Records provided =
►
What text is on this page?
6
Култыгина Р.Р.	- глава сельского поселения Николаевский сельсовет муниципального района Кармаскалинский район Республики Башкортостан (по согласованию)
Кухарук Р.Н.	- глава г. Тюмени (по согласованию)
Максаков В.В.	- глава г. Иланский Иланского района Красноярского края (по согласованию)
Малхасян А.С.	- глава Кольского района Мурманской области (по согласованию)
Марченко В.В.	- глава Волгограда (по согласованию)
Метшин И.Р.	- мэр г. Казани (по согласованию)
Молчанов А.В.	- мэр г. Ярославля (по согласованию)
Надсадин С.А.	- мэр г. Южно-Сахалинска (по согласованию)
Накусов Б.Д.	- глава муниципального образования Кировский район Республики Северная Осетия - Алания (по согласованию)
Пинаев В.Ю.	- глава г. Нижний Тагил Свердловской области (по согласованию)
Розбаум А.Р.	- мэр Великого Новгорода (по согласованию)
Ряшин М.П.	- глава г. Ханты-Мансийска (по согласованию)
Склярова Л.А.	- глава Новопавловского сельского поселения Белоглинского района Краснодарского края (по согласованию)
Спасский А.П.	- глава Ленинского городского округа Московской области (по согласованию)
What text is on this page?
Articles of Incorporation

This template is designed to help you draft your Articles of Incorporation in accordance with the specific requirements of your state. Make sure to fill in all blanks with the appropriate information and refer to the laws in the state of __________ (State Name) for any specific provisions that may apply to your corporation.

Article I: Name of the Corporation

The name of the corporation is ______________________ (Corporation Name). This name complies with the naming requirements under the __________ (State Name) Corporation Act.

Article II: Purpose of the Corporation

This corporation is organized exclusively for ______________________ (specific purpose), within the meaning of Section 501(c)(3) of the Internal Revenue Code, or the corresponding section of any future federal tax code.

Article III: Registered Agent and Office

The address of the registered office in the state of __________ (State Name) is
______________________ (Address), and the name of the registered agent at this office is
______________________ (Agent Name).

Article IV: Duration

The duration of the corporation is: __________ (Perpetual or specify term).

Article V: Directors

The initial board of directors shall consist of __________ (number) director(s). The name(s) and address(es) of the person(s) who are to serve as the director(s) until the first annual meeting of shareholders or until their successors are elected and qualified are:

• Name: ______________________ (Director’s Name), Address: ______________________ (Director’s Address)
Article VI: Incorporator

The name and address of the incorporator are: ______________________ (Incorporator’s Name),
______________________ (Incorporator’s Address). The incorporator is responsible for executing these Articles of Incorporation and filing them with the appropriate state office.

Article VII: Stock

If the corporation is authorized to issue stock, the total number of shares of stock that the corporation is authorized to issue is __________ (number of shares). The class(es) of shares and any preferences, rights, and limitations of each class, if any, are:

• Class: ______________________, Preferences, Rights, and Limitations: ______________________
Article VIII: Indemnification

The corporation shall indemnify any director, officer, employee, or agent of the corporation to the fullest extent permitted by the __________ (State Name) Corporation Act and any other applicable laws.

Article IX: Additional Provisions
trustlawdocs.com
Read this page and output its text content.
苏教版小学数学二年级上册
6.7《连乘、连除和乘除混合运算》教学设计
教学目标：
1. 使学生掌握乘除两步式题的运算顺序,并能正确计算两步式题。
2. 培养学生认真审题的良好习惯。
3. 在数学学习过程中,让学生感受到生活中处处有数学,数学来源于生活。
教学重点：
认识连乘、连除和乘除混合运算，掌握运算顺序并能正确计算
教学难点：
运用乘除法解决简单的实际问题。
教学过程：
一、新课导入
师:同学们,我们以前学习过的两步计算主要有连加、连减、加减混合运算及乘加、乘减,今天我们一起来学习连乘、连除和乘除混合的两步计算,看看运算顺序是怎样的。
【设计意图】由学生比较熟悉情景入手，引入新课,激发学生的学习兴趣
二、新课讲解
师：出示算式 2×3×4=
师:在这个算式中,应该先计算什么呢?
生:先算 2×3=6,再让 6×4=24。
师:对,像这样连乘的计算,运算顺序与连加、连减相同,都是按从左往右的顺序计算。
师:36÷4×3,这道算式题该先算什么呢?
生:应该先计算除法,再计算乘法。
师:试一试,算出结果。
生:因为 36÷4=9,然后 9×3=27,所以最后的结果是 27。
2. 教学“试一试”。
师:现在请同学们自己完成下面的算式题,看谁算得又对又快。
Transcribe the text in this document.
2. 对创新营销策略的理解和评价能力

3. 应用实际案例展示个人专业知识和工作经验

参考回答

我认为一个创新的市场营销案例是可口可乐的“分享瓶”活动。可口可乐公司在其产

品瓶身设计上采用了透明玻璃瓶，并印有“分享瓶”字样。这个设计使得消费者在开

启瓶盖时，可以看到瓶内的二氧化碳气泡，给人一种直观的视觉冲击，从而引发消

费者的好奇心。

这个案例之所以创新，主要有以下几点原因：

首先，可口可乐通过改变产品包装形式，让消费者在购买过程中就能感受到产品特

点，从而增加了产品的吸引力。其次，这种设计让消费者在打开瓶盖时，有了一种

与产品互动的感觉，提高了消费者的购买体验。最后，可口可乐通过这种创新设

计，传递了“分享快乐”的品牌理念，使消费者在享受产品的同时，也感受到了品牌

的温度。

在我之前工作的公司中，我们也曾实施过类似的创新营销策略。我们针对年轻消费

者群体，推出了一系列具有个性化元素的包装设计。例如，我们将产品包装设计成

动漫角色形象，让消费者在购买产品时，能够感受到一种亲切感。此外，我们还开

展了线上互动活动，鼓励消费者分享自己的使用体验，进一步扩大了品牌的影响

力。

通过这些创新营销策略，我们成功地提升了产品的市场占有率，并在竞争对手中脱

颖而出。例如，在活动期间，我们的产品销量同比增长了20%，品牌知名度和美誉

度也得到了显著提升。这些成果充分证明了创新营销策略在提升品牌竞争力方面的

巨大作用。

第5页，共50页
◄
Exercise details = Write out the material from the first line to the last, exactly.

Worked answer =
What text is on this page?
6
Култыгина Р.Р.	- глава сельского поселения Николаевский сельсовет муниципального района Кармаскалинский район Республики Башкортостан (по согласованию)
Кухарук Р.Н.	- глава г. Тюмени (по согласованию)
Максаков В.В.	- глава г. Иланский Иланского района Красноярского края (по согласованию)
Малхасян А.С.	- глава Кольского района Мурманской области (по согласованию)
Марченко В.В.	- глава Волгограда (по согласованию)
Метшин И.Р.	- мэр г. Казани (по согласованию)
Молчанов А.В.	- мэр г. Ярославля (по согласованию)
Надсадин С.А.	- мэр г. Южно-Сахалинска (по согласованию)
Накусов Б.Д.	- глава муниципального образования Кировский район Республики Северная Осетия - Алания (по согласованию)
Пинаев В.Ю.	- глава г. Нижний Тагил Свердловской области (по согласованию)
Розбаум А.Р.	- мэр Великого Новгорода (по согласованию)
Ряшин М.П.	- глава г. Ханты-Мансийска (по согласованию)
Склярова Л.А.	- глава Новопавловского сельского поселения Белоглинского района Краснодарского края (по согласованию)
Спасский А.П.	- глава Ленинского городского округа Московской области (по согласованию)
What text is on this page?
Articles of Incorporation

This template is designed to help you draft your Articles of Incorporation in accordance with the specific requirements of your state. Make sure to fill in all blanks with the appropriate information and refer to the laws in the state of __________ (State Name) for any specific provisions that may apply to your corporation.

Article I: Name of the Corporation

The name of the corporation is ______________________ (Corporation Name). This name complies with the naming requirements under the __________ (State Name) Corporation Act.

Article II: Purpose of the Corporation

This corporation is organized exclusively for ______________________ (specific purpose), within the meaning of Section 501(c)(3) of the Internal Revenue Code, or the corresponding section of any future federal tax code.

Article III: Registered Agent and Office

The address of the registered office in the state of __________ (State Name) is
______________________ (Address), and the name of the registered agent at this office is
______________________ (Agent Name).

Article IV: Duration

The duration of the corporation is: __________ (Perpetual or specify term).

Article V: Directors

The initial board of directors shall consist of __________ (number) director(s). The name(s) and address(es) of the person(s) who are to serve as the director(s) until the first annual meeting of shareholders or until their successors are elected and qualified are:

• Name: ______________________ (Director’s Name), Address: ______________________ (Director’s Address)
Article VI: Incorporator

The name and address of the incorporator are: ______________________ (Incorporator’s Name),
______________________ (Incorporator’s Address). The incorporator is responsible for executing these Articles of Incorporation and filing them with the appropriate state office.

Article VII: Stock

If the corporation is authorized to issue stock, the total number of shares of stock that the corporation is authorized to issue is __________ (number of shares). The class(es) of shares and any preferences, rights, and limitations of each class, if any, are:

• Class: ______________________, Preferences, Rights, and Limitations: ______________________
Article VIII: Indemnification

The corporation shall indemnify any director, officer, employee, or agent of the corporation to the fullest extent permitted by the __________ (State Name) Corporation Act and any other applicable laws.

Article IX: Additional Provisions
trustlawdocs.com
Read this page and output its text content.
苏教版小学数学二年级上册
6.7《连乘、连除和乘除混合运算》教学设计
教学目标：
1. 使学生掌握乘除两步式题的运算顺序,并能正确计算两步式题。
2. 培养学生认真审题的良好习惯。
3. 在数学学习过程中,让学生感受到生活中处处有数学,数学来源于生活。
教学重点：
认识连乘、连除和乘除混合运算，掌握运算顺序并能正确计算
教学难点：
运用乘除法解决简单的实际问题。
教学过程：
一、新课导入
师:同学们,我们以前学习过的两步计算主要有连加、连减、加减混合运算及乘加、乘减,今天我们一起来学习连乘、连除和乘除混合的两步计算,看看运算顺序是怎样的。
【设计意图】由学生比较熟悉情景入手，引入新课,激发学生的学习兴趣
二、新课讲解
师：出示算式 2×3×4=
师:在这个算式中,应该先计算什么呢?
生:先算 2×3=6,再让 6×4=24。
师:对,像这样连乘的计算,运算顺序与连加、连减相同,都是按从左往右的顺序计算。
师:36÷4×3,这道算式题该先算什么呢?
生:应该先计算除法,再计算乘法。
师:试一试,算出结果。
生:因为 36÷4=9,然后 9×3=27,所以最后的结果是 27。
2. 教学“试一试”。
师:现在请同学们自己完成下面的算式题,看谁算得又对又快。
Transcribe the text in this document.
2. 对创新营销策略的理解和评价能力

3. 应用实际案例展示个人专业知识和工作经验

参考回答

我认为一个创新的市场营销案例是可口可乐的“分享瓶”活动。可口可乐公司在其产

品瓶身设计上采用了透明玻璃瓶，并印有“分享瓶”字样。这个设计使得消费者在开

启瓶盖时，可以看到瓶内的二氧化碳气泡，给人一种直观的视觉冲击，从而引发消

费者的好奇心。

这个案例之所以创新，主要有以下几点原因：

首先，可口可乐通过改变产品包装形式，让消费者在购买过程中就能感受到产品特

点，从而增加了产品的吸引力。其次，这种设计让消费者在打开瓶盖时，有了一种

与产品互动的感觉，提高了消费者的购买体验。最后，可口可乐通过这种创新设

计，传递了“分享快乐”的品牌理念，使消费者在享受产品的同时，也感受到了品牌

的温度。

在我之前工作的公司中，我们也曾实施过类似的创新营销策略。我们针对年轻消费

者群体，推出了一系列具有个性化元素的包装设计。例如，我们将产品包装设计成

动漫角色形象，让消费者在购买产品时，能够感受到一种亲切感。此外，我们还开

展了线上互动活动，鼓励消费者分享自己的使用体验，进一步扩大了品牌的影响

力。

通过这些创新营销策略，我们成功地提升了产品的市场占有率，并在竞争对手中脱

颖而出。例如，在活动期间，我们的产品销量同比增长了20%，品牌知名度和美誉

度也得到了显著提升。这些成果充分证明了创新营销策略在提升品牌竞争力方面的

巨大作用。

第5页，共50页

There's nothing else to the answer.